WRITTEN INSTRUCTION
Pick out the lines below with "TEMPO" and list them.

RECORDED INFORMATION
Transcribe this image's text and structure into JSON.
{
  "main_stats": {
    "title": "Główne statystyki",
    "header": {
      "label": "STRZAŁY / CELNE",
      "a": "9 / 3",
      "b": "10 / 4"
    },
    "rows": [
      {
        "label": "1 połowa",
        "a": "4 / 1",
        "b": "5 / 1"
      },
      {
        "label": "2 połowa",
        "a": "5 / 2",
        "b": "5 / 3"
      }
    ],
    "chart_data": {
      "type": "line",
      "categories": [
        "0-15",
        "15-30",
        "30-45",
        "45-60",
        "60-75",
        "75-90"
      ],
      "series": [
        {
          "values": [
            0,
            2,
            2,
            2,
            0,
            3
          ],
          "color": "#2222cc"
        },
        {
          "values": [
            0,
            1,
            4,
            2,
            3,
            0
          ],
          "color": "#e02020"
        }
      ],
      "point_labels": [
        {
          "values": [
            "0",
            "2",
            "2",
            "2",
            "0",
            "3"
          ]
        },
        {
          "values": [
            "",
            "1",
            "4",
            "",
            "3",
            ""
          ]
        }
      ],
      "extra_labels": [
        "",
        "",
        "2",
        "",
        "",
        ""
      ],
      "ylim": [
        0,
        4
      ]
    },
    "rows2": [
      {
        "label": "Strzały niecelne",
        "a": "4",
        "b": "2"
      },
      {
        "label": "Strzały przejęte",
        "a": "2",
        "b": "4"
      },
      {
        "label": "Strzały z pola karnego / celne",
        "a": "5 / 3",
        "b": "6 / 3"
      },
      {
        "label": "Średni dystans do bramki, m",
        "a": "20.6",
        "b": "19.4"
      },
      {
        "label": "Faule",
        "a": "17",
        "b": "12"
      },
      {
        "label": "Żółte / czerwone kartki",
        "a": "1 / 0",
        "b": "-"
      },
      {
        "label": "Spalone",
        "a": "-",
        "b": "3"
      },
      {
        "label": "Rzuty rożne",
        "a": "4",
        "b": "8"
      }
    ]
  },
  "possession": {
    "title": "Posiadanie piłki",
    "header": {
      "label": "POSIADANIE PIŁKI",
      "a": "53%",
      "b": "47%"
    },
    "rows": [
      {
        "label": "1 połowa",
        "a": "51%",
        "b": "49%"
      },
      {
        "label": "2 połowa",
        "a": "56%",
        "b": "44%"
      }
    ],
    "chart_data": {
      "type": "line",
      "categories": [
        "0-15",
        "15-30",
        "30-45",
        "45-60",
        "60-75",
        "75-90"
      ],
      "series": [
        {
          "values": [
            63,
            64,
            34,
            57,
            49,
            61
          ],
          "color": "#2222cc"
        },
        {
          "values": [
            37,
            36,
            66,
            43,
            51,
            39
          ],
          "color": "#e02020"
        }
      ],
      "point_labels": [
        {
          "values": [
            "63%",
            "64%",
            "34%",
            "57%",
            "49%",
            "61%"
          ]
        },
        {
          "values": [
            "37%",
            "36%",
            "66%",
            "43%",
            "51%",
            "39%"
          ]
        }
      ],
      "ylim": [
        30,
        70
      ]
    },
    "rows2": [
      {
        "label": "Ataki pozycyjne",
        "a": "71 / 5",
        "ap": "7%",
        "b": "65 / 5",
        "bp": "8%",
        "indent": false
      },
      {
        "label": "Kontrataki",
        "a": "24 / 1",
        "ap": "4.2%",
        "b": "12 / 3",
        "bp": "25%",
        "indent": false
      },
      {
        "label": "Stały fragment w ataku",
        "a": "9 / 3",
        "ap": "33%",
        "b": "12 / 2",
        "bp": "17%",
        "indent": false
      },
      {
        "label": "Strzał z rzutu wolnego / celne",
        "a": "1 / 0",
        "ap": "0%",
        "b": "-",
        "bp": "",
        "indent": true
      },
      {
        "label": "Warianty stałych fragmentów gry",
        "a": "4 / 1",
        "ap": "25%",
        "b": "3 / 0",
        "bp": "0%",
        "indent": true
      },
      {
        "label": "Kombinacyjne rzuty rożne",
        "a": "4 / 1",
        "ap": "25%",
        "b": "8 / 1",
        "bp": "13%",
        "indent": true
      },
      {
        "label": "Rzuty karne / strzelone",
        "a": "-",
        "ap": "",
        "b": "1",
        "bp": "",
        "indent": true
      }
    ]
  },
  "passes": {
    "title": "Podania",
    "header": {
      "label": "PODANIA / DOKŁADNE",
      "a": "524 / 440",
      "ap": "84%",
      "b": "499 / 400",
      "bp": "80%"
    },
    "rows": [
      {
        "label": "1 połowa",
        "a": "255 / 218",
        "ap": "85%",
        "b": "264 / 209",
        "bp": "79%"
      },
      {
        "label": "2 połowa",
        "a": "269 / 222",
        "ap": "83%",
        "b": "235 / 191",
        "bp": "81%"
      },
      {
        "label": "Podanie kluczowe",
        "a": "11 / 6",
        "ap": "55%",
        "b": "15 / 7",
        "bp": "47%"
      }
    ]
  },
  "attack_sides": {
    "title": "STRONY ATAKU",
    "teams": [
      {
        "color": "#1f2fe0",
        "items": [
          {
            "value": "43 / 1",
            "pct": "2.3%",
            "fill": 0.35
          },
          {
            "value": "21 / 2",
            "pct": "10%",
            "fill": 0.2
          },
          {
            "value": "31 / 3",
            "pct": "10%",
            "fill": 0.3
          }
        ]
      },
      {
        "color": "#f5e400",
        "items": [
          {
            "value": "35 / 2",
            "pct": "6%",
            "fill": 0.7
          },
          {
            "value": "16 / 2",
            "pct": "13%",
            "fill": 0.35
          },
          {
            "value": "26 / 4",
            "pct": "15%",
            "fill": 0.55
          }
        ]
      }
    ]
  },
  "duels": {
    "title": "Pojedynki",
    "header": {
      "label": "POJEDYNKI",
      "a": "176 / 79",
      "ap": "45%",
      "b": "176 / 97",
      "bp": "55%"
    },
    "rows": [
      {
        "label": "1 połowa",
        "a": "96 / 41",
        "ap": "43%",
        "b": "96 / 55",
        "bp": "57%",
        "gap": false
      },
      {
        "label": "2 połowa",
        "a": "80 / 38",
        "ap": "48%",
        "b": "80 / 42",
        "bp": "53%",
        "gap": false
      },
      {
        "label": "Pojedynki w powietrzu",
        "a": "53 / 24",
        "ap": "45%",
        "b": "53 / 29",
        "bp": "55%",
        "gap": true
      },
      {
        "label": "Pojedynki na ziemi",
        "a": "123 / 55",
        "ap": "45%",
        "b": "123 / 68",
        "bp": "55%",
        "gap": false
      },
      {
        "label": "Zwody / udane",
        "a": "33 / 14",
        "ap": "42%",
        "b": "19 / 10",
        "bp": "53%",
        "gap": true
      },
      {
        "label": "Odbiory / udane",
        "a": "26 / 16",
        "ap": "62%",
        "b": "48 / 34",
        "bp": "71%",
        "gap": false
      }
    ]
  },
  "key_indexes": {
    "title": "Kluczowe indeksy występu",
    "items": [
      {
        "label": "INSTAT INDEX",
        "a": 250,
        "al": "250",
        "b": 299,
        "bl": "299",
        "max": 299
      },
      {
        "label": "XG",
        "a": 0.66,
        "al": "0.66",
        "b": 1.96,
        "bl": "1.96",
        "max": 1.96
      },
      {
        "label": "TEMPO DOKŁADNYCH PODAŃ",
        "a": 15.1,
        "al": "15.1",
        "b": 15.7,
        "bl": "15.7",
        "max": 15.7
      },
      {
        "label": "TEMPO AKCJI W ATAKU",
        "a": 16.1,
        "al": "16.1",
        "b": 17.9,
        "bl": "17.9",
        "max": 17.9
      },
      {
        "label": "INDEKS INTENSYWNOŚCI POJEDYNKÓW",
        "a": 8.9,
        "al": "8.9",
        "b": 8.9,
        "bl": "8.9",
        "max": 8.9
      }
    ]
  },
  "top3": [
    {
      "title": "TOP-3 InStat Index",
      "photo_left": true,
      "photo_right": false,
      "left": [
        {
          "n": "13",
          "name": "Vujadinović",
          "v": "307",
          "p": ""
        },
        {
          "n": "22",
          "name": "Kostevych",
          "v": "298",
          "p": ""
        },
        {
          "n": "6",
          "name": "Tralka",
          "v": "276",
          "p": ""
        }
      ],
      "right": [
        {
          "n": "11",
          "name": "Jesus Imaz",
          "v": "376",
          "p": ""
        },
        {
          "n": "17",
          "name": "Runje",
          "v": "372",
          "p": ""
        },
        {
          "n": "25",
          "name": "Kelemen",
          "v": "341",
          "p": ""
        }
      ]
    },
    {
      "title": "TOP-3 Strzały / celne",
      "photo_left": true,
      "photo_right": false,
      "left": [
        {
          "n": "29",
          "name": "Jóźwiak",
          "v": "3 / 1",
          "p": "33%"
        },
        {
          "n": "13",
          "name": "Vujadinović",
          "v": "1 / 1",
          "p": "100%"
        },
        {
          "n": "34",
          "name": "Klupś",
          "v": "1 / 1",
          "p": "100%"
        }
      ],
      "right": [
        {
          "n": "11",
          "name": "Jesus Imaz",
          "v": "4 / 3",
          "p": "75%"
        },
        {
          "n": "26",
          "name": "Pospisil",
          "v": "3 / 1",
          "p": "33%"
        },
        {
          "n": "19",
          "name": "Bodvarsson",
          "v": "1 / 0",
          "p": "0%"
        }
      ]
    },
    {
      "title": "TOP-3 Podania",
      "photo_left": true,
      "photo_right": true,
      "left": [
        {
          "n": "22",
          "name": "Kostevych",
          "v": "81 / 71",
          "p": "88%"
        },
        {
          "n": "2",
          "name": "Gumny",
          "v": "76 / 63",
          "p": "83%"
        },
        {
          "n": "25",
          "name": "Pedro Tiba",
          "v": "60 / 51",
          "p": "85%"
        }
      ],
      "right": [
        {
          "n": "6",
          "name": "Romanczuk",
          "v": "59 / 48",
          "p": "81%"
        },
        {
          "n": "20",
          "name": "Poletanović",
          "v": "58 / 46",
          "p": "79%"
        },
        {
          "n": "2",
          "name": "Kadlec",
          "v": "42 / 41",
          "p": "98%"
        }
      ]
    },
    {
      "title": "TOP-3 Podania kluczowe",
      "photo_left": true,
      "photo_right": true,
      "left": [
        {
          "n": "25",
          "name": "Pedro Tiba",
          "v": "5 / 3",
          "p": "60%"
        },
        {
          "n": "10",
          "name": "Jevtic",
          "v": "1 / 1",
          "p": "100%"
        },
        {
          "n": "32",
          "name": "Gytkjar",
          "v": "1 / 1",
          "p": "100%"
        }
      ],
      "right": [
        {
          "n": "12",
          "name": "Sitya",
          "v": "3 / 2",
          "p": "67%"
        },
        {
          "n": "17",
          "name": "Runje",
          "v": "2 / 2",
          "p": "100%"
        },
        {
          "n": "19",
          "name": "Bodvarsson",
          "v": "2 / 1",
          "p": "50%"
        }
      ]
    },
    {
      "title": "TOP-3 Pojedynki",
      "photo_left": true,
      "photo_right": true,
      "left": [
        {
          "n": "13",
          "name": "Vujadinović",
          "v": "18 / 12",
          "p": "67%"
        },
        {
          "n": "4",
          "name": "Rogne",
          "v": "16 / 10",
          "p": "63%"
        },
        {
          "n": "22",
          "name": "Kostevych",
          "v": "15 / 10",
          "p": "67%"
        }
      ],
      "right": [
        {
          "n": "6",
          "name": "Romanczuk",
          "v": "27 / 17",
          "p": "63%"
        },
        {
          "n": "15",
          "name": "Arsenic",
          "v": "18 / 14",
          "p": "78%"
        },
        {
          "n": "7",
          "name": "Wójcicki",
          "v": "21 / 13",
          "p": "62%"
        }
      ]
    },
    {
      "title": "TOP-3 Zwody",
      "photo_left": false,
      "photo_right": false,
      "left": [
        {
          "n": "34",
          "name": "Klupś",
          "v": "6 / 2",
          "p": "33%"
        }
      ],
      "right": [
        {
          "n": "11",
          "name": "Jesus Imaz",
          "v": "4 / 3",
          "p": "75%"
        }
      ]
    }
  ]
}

THE REPLY
        "label": "TEMPO DOKŁADNYCH PODAŃ",
        "label": "TEMPO AKCJI W ATAKU",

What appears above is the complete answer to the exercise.